● **WHAT YOU HAVE TO DO**
Set down each line of the data below exactly as it stands, dropping the pictures.

Saved data entries:
※ ※ ※
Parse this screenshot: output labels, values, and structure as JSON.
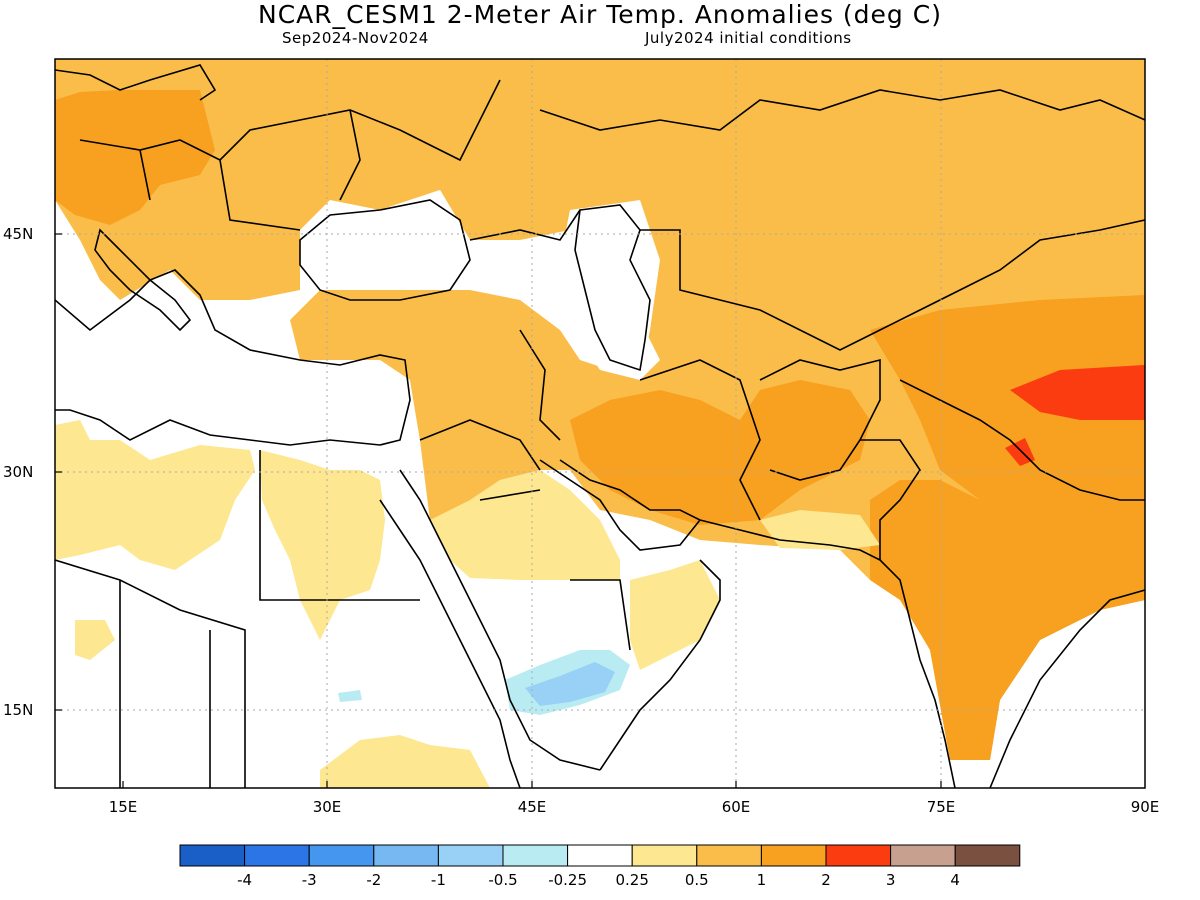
{
  "title": "NCAR_CESM1 2-Meter Air Temp. Anomalies (deg C)",
  "subtitle_left": "Sep2024-Nov2024",
  "subtitle_right": "July2024 initial conditions",
  "map": {
    "lon_range": [
      10,
      90
    ],
    "lat_range": [
      10,
      55
    ],
    "lon_ticks": [
      "15E",
      "30E",
      "45E",
      "60E",
      "75E",
      "90E"
    ],
    "lat_ticks": [
      "45N",
      "30N",
      "15N"
    ],
    "grid": "dotted"
  },
  "colorbar": {
    "colors": [
      "#1a5fc8",
      "#2c75e6",
      "#4596ee",
      "#78b8f2",
      "#98d0f6",
      "#b8ecf2",
      "#ffffff",
      "#fde790",
      "#fbbd4a",
      "#f8a020",
      "#fa3c10",
      "#c8a090",
      "#7a5040"
    ],
    "labels": [
      "-4",
      "-3",
      "-2",
      "-1",
      "-0.5",
      "-0.25",
      "0.25",
      "0.5",
      "1",
      "2",
      "3",
      "4"
    ]
  }
}
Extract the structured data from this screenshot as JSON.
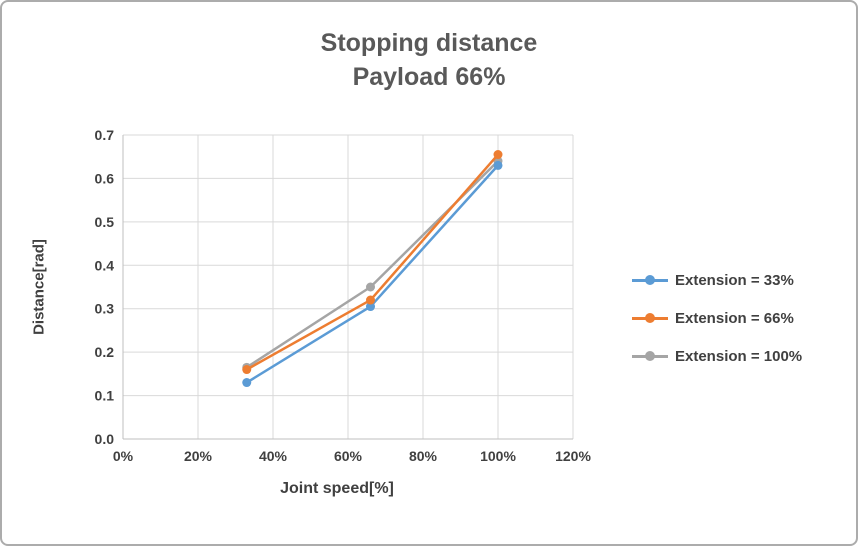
※ ※ ※
● **WRITTEN ANSWER**
Parse this screenshot: output labels, values, and structure as JSON.
{
  "title": "NCAR_CESM1 2-Meter Air Temp. Anomalies (deg C)",
  "subtitle_left": "Sep2024-Nov2024",
  "subtitle_right": "July2024 initial conditions",
  "map": {
    "lon_range": [
      10,
      90
    ],
    "lat_range": [
      10,
      55
    ],
    "lon_ticks": [
      "15E",
      "30E",
      "45E",
      "60E",
      "75E",
      "90E"
    ],
    "lat_ticks": [
      "45N",
      "30N",
      "15N"
    ],
    "grid": "dotted"
  },
  "colorbar": {
    "colors": [
      "#1a5fc8",
      "#2c75e6",
      "#4596ee",
      "#78b8f2",
      "#98d0f6",
      "#b8ecf2",
      "#ffffff",
      "#fde790",
      "#fbbd4a",
      "#f8a020",
      "#fa3c10",
      "#c8a090",
      "#7a5040"
    ],
    "labels": [
      "-4",
      "-3",
      "-2",
      "-1",
      "-0.5",
      "-0.25",
      "0.25",
      "0.5",
      "1",
      "2",
      "3",
      "4"
    ]
  }
}
Extract the structured data from this screenshot as JSON.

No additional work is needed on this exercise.